> _Problem details_: Leave out the pictures and repeat every record exactly.

> _Provided material_:
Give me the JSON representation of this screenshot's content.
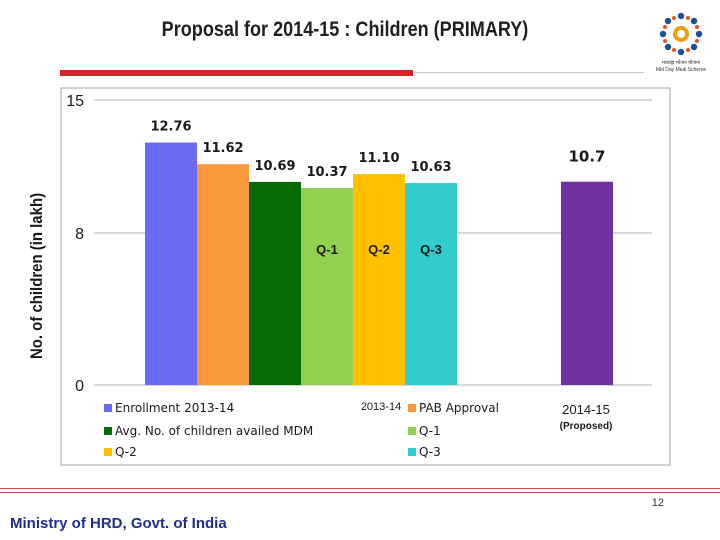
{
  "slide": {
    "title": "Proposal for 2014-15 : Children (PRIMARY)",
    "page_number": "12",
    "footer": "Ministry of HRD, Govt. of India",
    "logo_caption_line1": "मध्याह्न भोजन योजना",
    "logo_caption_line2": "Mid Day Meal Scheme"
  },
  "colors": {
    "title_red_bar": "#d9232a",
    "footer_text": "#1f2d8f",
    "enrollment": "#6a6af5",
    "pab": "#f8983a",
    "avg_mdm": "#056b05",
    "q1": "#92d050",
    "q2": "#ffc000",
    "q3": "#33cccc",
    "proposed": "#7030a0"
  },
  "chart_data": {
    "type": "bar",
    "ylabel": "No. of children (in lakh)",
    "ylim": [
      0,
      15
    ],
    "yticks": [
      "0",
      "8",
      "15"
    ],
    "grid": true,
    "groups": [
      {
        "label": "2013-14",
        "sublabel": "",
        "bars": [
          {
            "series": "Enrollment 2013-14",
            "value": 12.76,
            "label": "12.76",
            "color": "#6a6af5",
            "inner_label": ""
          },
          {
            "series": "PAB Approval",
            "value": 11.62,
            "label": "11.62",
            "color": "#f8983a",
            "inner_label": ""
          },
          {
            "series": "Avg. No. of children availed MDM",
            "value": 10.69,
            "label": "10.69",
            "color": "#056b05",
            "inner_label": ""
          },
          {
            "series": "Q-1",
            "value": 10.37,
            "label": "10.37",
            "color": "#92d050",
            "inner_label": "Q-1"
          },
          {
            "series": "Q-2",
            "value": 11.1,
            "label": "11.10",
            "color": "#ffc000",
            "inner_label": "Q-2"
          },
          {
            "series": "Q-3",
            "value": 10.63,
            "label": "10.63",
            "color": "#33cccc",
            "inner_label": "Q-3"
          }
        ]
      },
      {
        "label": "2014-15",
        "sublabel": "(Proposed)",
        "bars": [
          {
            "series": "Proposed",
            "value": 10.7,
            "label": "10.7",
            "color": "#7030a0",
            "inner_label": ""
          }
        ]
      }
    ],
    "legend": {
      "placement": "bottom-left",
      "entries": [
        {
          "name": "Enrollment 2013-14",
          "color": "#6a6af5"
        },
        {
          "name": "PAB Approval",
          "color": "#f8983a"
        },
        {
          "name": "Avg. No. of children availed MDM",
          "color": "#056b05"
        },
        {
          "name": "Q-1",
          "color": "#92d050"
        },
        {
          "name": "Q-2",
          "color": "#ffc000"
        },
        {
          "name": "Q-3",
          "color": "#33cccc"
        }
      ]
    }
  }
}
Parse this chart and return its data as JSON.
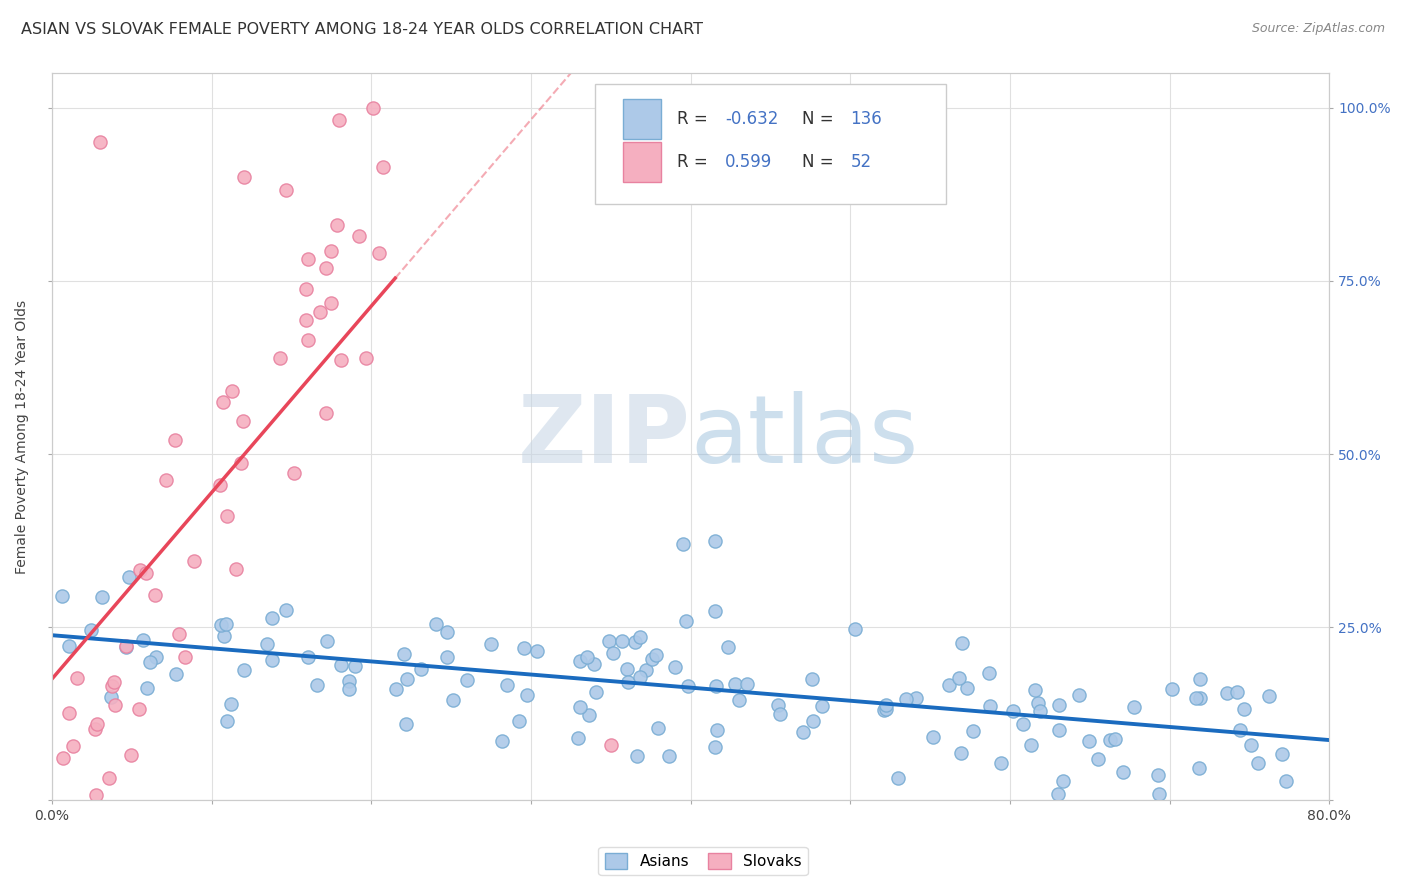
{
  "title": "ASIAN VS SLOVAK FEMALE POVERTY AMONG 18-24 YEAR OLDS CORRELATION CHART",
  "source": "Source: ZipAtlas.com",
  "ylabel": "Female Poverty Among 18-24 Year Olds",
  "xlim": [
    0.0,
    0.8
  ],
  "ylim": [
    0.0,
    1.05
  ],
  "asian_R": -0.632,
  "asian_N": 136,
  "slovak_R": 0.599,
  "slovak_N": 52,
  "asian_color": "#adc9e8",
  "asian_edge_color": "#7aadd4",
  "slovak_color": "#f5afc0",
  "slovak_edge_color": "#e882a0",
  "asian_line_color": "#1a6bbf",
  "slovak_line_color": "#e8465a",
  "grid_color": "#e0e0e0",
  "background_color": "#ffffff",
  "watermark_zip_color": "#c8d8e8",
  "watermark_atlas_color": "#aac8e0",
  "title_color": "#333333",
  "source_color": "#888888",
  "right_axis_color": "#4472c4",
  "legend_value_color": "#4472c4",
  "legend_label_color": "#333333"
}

> _Exercise result_:
Give me the JSON representation of this screenshot's content.
{
  "slide": {
    "title": "Proposal for 2014-15 : Children (PRIMARY)",
    "page_number": "12",
    "footer": "Ministry of HRD, Govt. of India",
    "logo_caption_line1": "मध्याह्न भोजन योजना",
    "logo_caption_line2": "Mid Day Meal Scheme"
  },
  "colors": {
    "title_red_bar": "#d9232a",
    "footer_text": "#1f2d8f",
    "enrollment": "#6a6af5",
    "pab": "#f8983a",
    "avg_mdm": "#056b05",
    "q1": "#92d050",
    "q2": "#ffc000",
    "q3": "#33cccc",
    "proposed": "#7030a0"
  },
  "chart_data": {
    "type": "bar",
    "ylabel": "No. of children (in lakh)",
    "ylim": [
      0,
      15
    ],
    "yticks": [
      "0",
      "8",
      "15"
    ],
    "grid": true,
    "groups": [
      {
        "label": "2013-14",
        "sublabel": "",
        "bars": [
          {
            "series": "Enrollment 2013-14",
            "value": 12.76,
            "label": "12.76",
            "color": "#6a6af5",
            "inner_label": ""
          },
          {
            "series": "PAB Approval",
            "value": 11.62,
            "label": "11.62",
            "color": "#f8983a",
            "inner_label": ""
          },
          {
            "series": "Avg. No. of children availed MDM",
            "value": 10.69,
            "label": "10.69",
            "color": "#056b05",
            "inner_label": ""
          },
          {
            "series": "Q-1",
            "value": 10.37,
            "label": "10.37",
            "color": "#92d050",
            "inner_label": "Q-1"
          },
          {
            "series": "Q-2",
            "value": 11.1,
            "label": "11.10",
            "color": "#ffc000",
            "inner_label": "Q-2"
          },
          {
            "series": "Q-3",
            "value": 10.63,
            "label": "10.63",
            "color": "#33cccc",
            "inner_label": "Q-3"
          }
        ]
      },
      {
        "label": "2014-15",
        "sublabel": "(Proposed)",
        "bars": [
          {
            "series": "Proposed",
            "value": 10.7,
            "label": "10.7",
            "color": "#7030a0",
            "inner_label": ""
          }
        ]
      }
    ],
    "legend": {
      "placement": "bottom-left",
      "entries": [
        {
          "name": "Enrollment 2013-14",
          "color": "#6a6af5"
        },
        {
          "name": "PAB Approval",
          "color": "#f8983a"
        },
        {
          "name": "Avg. No. of children availed MDM",
          "color": "#056b05"
        },
        {
          "name": "Q-1",
          "color": "#92d050"
        },
        {
          "name": "Q-2",
          "color": "#ffc000"
        },
        {
          "name": "Q-3",
          "color": "#33cccc"
        }
      ]
    }
  }
}
Parse this chart and return its data as JSON.
{
  "title": "ASIAN VS SLOVAK FEMALE POVERTY AMONG 18-24 YEAR OLDS CORRELATION CHART",
  "source": "Source: ZipAtlas.com",
  "ylabel": "Female Poverty Among 18-24 Year Olds",
  "xlim": [
    0.0,
    0.8
  ],
  "ylim": [
    0.0,
    1.05
  ],
  "asian_R": -0.632,
  "asian_N": 136,
  "slovak_R": 0.599,
  "slovak_N": 52,
  "asian_color": "#adc9e8",
  "asian_edge_color": "#7aadd4",
  "slovak_color": "#f5afc0",
  "slovak_edge_color": "#e882a0",
  "asian_line_color": "#1a6bbf",
  "slovak_line_color": "#e8465a",
  "grid_color": "#e0e0e0",
  "background_color": "#ffffff",
  "watermark_zip_color": "#c8d8e8",
  "watermark_atlas_color": "#aac8e0",
  "title_color": "#333333",
  "source_color": "#888888",
  "right_axis_color": "#4472c4",
  "legend_value_color": "#4472c4",
  "legend_label_color": "#333333"
}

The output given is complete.